:: Task to complete ::
What is the count of lines that hold the word "this"? Give only the number.

------------------------------------------------------------------------

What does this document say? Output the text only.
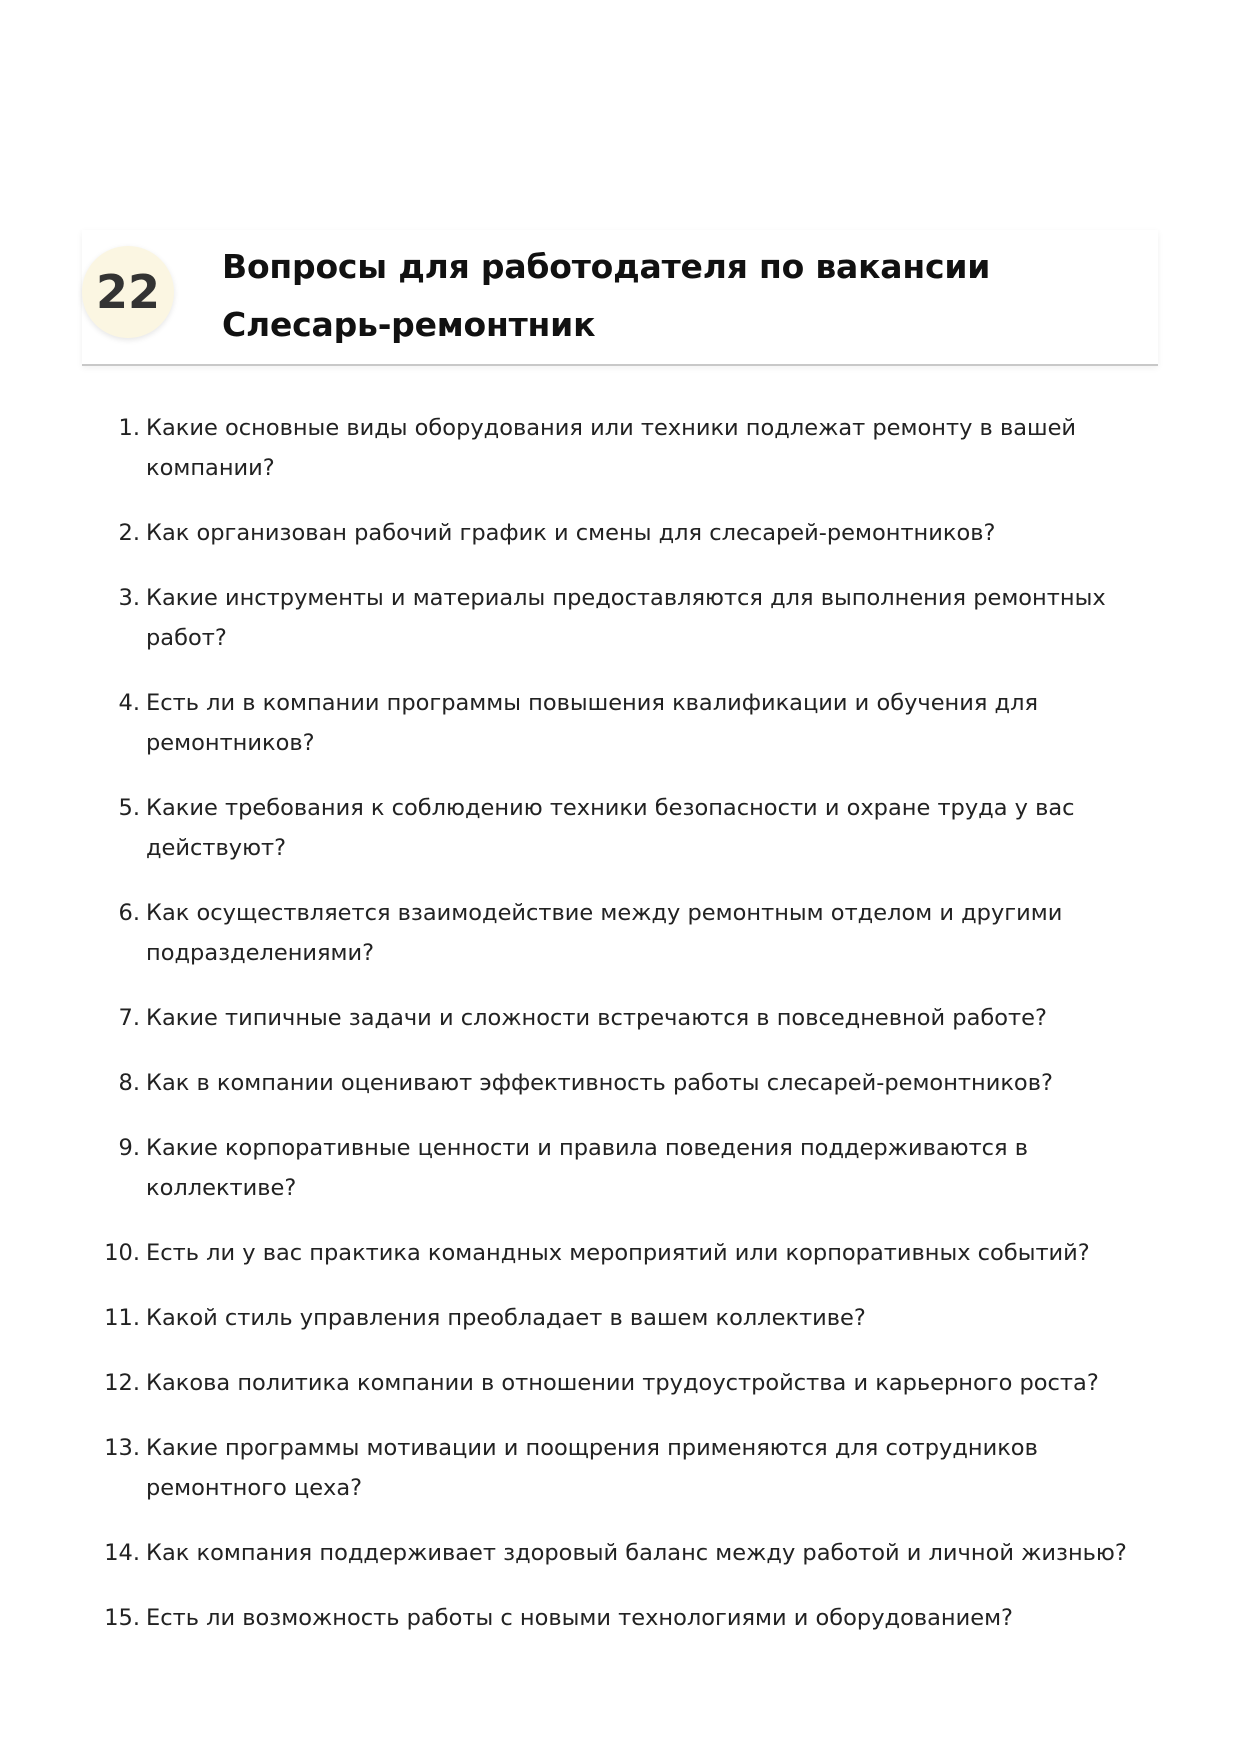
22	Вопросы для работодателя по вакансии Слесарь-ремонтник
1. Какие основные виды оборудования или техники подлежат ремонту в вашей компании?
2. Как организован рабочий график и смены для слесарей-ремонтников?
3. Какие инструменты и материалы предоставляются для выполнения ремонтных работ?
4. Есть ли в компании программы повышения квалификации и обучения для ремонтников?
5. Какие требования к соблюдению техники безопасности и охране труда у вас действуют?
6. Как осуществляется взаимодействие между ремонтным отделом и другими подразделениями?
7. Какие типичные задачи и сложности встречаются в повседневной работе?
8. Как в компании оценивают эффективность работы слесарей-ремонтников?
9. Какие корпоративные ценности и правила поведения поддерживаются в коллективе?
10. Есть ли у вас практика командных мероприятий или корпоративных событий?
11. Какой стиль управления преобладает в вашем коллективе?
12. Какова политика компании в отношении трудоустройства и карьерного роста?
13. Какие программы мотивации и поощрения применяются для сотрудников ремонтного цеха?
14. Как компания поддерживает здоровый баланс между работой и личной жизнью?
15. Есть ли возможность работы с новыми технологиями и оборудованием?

------------------------------------------------------------------------

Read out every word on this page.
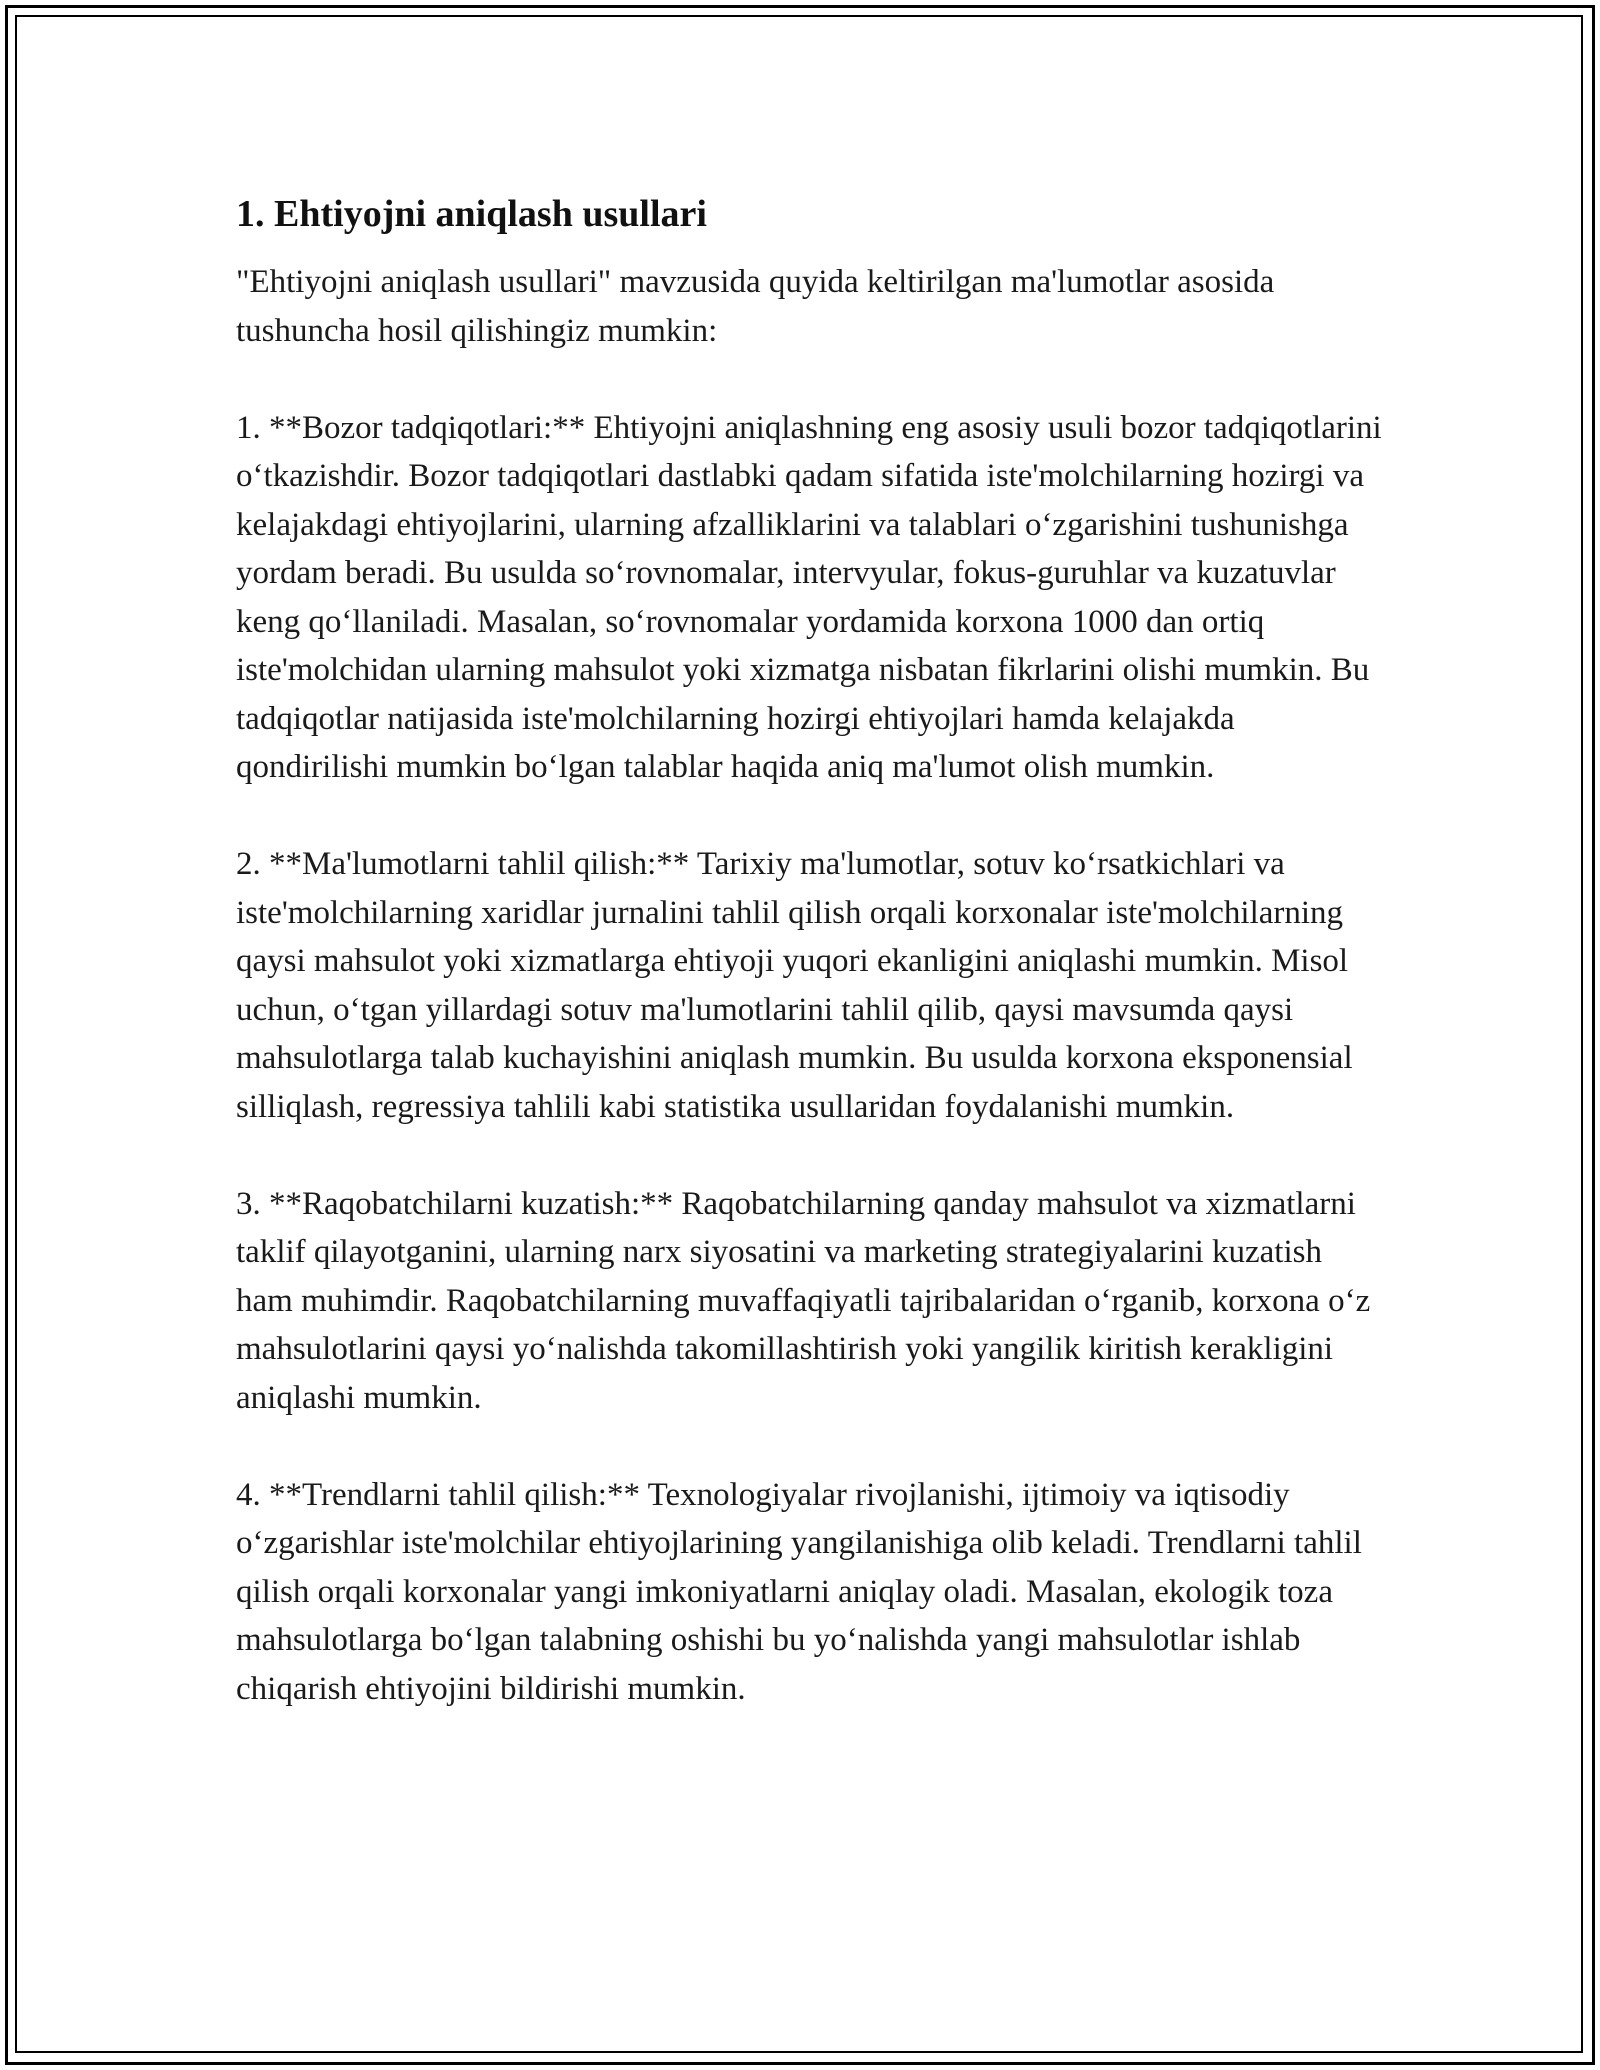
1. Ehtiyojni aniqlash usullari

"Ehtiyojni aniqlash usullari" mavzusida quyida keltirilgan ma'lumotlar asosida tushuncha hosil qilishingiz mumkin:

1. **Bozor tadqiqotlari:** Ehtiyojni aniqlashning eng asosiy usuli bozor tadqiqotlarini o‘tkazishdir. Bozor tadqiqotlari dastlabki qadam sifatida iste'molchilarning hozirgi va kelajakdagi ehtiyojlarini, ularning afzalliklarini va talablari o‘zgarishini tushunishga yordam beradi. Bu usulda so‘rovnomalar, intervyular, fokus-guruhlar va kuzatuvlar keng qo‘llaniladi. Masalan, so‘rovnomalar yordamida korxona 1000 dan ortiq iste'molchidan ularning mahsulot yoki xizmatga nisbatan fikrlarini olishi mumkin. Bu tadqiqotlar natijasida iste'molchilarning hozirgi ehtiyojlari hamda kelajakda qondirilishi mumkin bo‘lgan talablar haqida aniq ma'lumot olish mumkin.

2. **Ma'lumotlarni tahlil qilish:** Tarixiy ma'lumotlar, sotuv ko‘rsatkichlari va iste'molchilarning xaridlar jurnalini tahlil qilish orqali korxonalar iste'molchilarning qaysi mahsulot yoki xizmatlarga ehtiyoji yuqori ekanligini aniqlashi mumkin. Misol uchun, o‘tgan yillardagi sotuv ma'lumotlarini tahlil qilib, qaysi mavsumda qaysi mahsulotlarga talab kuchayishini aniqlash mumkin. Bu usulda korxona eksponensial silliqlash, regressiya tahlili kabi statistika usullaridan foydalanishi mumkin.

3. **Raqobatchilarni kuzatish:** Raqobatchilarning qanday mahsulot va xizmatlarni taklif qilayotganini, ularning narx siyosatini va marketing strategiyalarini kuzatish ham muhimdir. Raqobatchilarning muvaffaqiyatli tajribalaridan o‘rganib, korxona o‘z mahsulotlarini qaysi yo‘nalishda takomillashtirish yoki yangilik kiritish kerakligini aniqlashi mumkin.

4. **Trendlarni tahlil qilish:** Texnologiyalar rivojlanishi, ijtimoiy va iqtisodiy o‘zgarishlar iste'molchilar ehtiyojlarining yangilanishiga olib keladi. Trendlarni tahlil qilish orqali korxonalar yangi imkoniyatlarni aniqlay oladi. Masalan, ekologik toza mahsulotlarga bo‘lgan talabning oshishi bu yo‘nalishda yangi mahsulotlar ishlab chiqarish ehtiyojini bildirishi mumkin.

------------------------------------------------------------------------

:: Task solution ::
2